■ **Provided records**
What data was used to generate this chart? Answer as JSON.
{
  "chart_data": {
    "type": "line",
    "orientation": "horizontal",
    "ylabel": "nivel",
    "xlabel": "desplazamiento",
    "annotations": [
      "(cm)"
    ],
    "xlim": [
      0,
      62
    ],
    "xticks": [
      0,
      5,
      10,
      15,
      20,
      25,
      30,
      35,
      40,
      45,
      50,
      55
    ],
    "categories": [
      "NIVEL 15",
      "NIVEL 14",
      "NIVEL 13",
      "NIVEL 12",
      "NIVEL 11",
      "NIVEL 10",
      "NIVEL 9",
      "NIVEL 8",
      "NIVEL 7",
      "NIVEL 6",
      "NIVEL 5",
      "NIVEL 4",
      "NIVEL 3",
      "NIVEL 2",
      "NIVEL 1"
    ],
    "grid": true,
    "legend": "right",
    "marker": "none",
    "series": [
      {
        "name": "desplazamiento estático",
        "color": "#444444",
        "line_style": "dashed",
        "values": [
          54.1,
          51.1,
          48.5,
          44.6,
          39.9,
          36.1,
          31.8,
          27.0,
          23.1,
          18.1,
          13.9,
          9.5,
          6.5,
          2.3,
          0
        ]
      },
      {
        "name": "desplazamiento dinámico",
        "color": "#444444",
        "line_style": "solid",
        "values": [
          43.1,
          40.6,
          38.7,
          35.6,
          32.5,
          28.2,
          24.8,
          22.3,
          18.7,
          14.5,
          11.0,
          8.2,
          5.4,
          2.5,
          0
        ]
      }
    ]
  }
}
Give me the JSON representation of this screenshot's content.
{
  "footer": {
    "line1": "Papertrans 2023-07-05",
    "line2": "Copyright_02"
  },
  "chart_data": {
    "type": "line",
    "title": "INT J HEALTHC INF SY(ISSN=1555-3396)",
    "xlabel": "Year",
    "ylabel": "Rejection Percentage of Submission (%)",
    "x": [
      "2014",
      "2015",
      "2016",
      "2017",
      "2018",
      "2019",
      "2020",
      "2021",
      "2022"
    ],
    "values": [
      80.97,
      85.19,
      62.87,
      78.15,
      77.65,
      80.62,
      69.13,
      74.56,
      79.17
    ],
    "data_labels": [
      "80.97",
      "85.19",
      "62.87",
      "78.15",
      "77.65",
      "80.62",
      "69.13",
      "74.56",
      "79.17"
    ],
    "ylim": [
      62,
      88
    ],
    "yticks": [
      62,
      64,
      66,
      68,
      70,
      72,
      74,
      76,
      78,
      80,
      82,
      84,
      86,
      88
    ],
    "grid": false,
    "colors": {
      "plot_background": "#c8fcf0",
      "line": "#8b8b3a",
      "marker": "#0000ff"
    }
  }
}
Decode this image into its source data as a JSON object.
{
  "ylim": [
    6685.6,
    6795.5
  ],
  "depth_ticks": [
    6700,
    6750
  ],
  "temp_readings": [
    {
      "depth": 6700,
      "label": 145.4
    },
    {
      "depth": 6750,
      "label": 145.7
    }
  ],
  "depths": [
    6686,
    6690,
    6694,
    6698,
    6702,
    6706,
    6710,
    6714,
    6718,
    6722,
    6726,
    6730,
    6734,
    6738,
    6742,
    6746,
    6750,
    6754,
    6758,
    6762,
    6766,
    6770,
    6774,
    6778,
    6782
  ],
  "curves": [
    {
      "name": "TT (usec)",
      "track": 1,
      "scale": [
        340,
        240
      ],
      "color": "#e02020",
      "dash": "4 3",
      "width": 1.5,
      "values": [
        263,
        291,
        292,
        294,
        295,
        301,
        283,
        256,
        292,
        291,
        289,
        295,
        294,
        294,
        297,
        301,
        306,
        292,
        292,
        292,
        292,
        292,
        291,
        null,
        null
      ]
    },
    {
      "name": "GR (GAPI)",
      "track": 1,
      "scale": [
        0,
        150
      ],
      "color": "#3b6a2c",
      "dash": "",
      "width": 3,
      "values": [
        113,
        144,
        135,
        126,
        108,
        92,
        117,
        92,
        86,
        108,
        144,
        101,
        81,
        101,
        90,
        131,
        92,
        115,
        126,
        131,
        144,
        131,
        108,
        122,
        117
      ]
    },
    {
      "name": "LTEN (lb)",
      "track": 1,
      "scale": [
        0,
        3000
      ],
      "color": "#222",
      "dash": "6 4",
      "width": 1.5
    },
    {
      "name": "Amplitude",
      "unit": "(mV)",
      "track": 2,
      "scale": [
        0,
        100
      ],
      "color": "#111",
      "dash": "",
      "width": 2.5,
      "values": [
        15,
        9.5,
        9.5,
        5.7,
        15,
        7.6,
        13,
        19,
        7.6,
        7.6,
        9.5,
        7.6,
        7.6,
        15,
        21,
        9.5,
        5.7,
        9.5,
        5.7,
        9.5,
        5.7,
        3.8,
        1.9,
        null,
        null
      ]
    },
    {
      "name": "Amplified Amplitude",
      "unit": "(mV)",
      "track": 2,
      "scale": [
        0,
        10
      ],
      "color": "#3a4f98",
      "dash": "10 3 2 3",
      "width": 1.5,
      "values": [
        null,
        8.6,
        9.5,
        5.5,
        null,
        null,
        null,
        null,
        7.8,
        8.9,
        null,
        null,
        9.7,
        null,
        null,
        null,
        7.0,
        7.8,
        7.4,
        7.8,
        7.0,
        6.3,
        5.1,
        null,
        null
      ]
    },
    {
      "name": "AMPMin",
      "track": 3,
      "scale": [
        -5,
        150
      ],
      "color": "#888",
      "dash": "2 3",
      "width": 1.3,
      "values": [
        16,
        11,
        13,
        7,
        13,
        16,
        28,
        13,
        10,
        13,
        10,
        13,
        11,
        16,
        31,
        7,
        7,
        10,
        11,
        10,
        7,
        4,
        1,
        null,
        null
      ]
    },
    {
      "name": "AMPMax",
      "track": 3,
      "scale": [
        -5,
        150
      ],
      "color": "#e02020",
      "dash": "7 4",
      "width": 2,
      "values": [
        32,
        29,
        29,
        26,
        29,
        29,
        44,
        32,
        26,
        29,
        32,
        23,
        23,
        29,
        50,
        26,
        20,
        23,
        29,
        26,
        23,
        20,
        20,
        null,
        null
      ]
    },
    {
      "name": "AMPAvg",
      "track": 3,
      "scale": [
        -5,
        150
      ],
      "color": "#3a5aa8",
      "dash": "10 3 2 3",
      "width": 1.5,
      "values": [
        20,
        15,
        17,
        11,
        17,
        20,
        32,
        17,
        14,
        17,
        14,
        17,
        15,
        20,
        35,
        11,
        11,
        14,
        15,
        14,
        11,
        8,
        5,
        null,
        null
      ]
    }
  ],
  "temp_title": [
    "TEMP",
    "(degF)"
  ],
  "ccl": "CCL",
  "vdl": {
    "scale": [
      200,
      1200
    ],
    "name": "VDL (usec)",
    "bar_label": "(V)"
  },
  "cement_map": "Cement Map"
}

■ **Task brief**
Repeat the material from above exactly, word for word.

■ **Expected answer**
What data was used to generate this chart? Answer as JSON.
{
  "chart_data": {
    "type": "line",
    "orientation": "horizontal",
    "ylabel": "nivel",
    "xlabel": "desplazamiento",
    "annotations": [
      "(cm)"
    ],
    "xlim": [
      0,
      62
    ],
    "xticks": [
      0,
      5,
      10,
      15,
      20,
      25,
      30,
      35,
      40,
      45,
      50,
      55
    ],
    "categories": [
      "NIVEL 15",
      "NIVEL 14",
      "NIVEL 13",
      "NIVEL 12",
      "NIVEL 11",
      "NIVEL 10",
      "NIVEL 9",
      "NIVEL 8",
      "NIVEL 7",
      "NIVEL 6",
      "NIVEL 5",
      "NIVEL 4",
      "NIVEL 3",
      "NIVEL 2",
      "NIVEL 1"
    ],
    "grid": true,
    "legend": "right",
    "marker": "none",
    "series": [
      {
        "name": "desplazamiento estático",
        "color": "#444444",
        "line_style": "dashed",
        "values": [
          54.1,
          51.1,
          48.5,
          44.6,
          39.9,
          36.1,
          31.8,
          27.0,
          23.1,
          18.1,
          13.9,
          9.5,
          6.5,
          2.3,
          0
        ]
      },
      {
        "name": "desplazamiento dinámico",
        "color": "#444444",
        "line_style": "solid",
        "values": [
          43.1,
          40.6,
          38.7,
          35.6,
          32.5,
          28.2,
          24.8,
          22.3,
          18.7,
          14.5,
          11.0,
          8.2,
          5.4,
          2.5,
          0
        ]
      }
    ]
  }
}
Give me the JSON representation of this screenshot's content.
{
  "footer": {
    "line1": "Papertrans 2023-07-05",
    "line2": "Copyright_02"
  },
  "chart_data": {
    "type": "line",
    "title": "INT J HEALTHC INF SY(ISSN=1555-3396)",
    "xlabel": "Year",
    "ylabel": "Rejection Percentage of Submission (%)",
    "x": [
      "2014",
      "2015",
      "2016",
      "2017",
      "2018",
      "2019",
      "2020",
      "2021",
      "2022"
    ],
    "values": [
      80.97,
      85.19,
      62.87,
      78.15,
      77.65,
      80.62,
      69.13,
      74.56,
      79.17
    ],
    "data_labels": [
      "80.97",
      "85.19",
      "62.87",
      "78.15",
      "77.65",
      "80.62",
      "69.13",
      "74.56",
      "79.17"
    ],
    "ylim": [
      62,
      88
    ],
    "yticks": [
      62,
      64,
      66,
      68,
      70,
      72,
      74,
      76,
      78,
      80,
      82,
      84,
      86,
      88
    ],
    "grid": false,
    "colors": {
      "plot_background": "#c8fcf0",
      "line": "#8b8b3a",
      "marker": "#0000ff"
    }
  }
}
Decode this image into its source data as a JSON object.
{
  "ylim": [
    6685.6,
    6795.5
  ],
  "depth_ticks": [
    6700,
    6750
  ],
  "temp_readings": [
    {
      "depth": 6700,
      "label": 145.4
    },
    {
      "depth": 6750,
      "label": 145.7
    }
  ],
  "depths": [
    6686,
    6690,
    6694,
    6698,
    6702,
    6706,
    6710,
    6714,
    6718,
    6722,
    6726,
    6730,
    6734,
    6738,
    6742,
    6746,
    6750,
    6754,
    6758,
    6762,
    6766,
    6770,
    6774,
    6778,
    6782
  ],
  "curves": [
    {
      "name": "TT (usec)",
      "track": 1,
      "scale": [
        340,
        240
      ],
      "color": "#e02020",
      "dash": "4 3",
      "width": 1.5,
      "values": [
        263,
        291,
        292,
        294,
        295,
        301,
        283,
        256,
        292,
        291,
        289,
        295,
        294,
        294,
        297,
        301,
        306,
        292,
        292,
        292,
        292,
        292,
        291,
        null,
        null
      ]
    },
    {
      "name": "GR (GAPI)",
      "track": 1,
      "scale": [
        0,
        150
      ],
      "color": "#3b6a2c",
      "dash": "",
      "width": 3,
      "values": [
        113,
        144,
        135,
        126,
        108,
        92,
        117,
        92,
        86,
        108,
        144,
        101,
        81,
        101,
        90,
        131,
        92,
        115,
        126,
        131,
        144,
        131,
        108,
        122,
        117
      ]
    },
    {
      "name": "LTEN (lb)",
      "track": 1,
      "scale": [
        0,
        3000
      ],
      "color": "#222",
      "dash": "6 4",
      "width": 1.5
    },
    {
      "name": "Amplitude",
      "unit": "(mV)",
      "track": 2,
      "scale": [
        0,
        100
      ],
      "color": "#111",
      "dash": "",
      "width": 2.5,
      "values": [
        15,
        9.5,
        9.5,
        5.7,
        15,
        7.6,
        13,
        19,
        7.6,
        7.6,
        9.5,
        7.6,
        7.6,
        15,
        21,
        9.5,
        5.7,
        9.5,
        5.7,
        9.5,
        5.7,
        3.8,
        1.9,
        null,
        null
      ]
    },
    {
      "name": "Amplified Amplitude",
      "unit": "(mV)",
      "track": 2,
      "scale": [
        0,
        10
      ],
      "color": "#3a4f98",
      "dash": "10 3 2 3",
      "width": 1.5,
      "values": [
        null,
        8.6,
        9.5,
        5.5,
        null,
        null,
        null,
        null,
        7.8,
        8.9,
        null,
        null,
        9.7,
        null,
        null,
        null,
        7.0,
        7.8,
        7.4,
        7.8,
        7.0,
        6.3,
        5.1,
        null,
        null
      ]
    },
    {
      "name": "AMPMin",
      "track": 3,
      "scale": [
        -5,
        150
      ],
      "color": "#888",
      "dash": "2 3",
      "width": 1.3,
      "values": [
        16,
        11,
        13,
        7,
        13,
        16,
        28,
        13,
        10,
        13,
        10,
        13,
        11,
        16,
        31,
        7,
        7,
        10,
        11,
        10,
        7,
        4,
        1,
        null,
        null
      ]
    },
    {
      "name": "AMPMax",
      "track": 3,
      "scale": [
        -5,
        150
      ],
      "color": "#e02020",
      "dash": "7 4",
      "width": 2,
      "values": [
        32,
        29,
        29,
        26,
        29,
        29,
        44,
        32,
        26,
        29,
        32,
        23,
        23,
        29,
        50,
        26,
        20,
        23,
        29,
        26,
        23,
        20,
        20,
        null,
        null
      ]
    },
    {
      "name": "AMPAvg",
      "track": 3,
      "scale": [
        -5,
        150
      ],
      "color": "#3a5aa8",
      "dash": "10 3 2 3",
      "width": 1.5,
      "values": [
        20,
        15,
        17,
        11,
        17,
        20,
        32,
        17,
        14,
        17,
        14,
        17,
        15,
        20,
        35,
        11,
        11,
        14,
        15,
        14,
        11,
        8,
        5,
        null,
        null
      ]
    }
  ],
  "temp_title": [
    "TEMP",
    "(degF)"
  ],
  "ccl": "CCL",
  "vdl": {
    "scale": [
      200,
      1200
    ],
    "name": "VDL (usec)",
    "bar_label": "(V)"
  },
  "cement_map": "Cement Map"
}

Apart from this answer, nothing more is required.